• PROBLEM DETAILS
Where a line in the listing below contains the word "text", copy that line.

* * * * *

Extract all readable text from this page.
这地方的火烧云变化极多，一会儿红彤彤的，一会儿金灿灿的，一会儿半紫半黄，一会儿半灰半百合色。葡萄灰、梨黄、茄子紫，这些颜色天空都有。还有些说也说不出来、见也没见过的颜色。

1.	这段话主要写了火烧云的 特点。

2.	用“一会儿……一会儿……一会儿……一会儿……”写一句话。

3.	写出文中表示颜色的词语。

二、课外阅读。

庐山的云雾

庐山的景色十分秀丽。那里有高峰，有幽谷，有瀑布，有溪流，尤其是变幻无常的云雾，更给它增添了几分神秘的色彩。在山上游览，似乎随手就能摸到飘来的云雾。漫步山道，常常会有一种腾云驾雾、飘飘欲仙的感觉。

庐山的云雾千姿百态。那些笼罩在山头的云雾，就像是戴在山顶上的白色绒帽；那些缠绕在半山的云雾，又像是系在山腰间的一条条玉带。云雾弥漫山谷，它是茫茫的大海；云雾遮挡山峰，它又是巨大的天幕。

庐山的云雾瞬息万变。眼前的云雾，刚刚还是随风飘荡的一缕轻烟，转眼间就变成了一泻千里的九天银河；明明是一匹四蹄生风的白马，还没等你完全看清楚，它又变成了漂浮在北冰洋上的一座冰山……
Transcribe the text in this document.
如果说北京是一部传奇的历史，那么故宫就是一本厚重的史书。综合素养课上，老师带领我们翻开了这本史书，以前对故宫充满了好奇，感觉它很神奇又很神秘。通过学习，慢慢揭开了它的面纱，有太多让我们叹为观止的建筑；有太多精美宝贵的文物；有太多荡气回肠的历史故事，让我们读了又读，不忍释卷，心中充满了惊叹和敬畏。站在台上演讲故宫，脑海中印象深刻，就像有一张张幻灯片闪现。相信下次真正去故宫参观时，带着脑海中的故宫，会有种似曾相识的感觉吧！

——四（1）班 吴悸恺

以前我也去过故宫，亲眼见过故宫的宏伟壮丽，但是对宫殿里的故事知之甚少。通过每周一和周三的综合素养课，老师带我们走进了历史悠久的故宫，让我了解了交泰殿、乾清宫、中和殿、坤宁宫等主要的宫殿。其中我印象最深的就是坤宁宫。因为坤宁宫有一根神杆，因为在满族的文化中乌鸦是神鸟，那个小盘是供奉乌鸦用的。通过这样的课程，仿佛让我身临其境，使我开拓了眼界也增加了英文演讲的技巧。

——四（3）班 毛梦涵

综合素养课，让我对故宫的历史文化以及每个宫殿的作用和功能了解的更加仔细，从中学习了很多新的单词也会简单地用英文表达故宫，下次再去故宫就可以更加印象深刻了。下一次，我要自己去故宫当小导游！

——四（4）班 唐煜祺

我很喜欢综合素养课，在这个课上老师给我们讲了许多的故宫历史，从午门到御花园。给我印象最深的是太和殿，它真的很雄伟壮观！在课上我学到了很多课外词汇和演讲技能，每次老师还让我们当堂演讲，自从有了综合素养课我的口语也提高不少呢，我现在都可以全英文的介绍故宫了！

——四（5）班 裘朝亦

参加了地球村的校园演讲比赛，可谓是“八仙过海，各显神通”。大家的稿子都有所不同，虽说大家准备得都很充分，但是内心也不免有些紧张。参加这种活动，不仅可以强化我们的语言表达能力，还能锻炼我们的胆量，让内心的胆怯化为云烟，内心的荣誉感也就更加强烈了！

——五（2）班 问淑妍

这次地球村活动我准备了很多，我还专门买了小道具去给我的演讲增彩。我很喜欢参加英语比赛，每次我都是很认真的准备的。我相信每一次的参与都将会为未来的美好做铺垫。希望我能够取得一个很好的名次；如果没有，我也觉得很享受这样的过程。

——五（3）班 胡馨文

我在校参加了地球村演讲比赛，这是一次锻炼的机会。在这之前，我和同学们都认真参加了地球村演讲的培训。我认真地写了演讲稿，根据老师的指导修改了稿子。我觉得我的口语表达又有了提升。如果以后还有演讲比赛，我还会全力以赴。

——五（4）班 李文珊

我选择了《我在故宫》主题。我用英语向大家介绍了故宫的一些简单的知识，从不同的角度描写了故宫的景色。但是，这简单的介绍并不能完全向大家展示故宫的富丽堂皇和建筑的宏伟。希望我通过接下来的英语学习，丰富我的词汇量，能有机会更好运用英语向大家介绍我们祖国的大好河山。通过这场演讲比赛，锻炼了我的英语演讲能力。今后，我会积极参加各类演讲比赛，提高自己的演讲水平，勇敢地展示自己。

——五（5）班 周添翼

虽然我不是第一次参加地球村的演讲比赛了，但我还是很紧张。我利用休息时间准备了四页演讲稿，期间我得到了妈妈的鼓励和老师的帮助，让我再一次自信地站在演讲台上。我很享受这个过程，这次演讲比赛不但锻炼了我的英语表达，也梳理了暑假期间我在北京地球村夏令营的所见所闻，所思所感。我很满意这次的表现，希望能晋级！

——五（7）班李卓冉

* * * * *

• TASK OUTPUT
Extract all readable text from this page.
Transcribe the text in this document.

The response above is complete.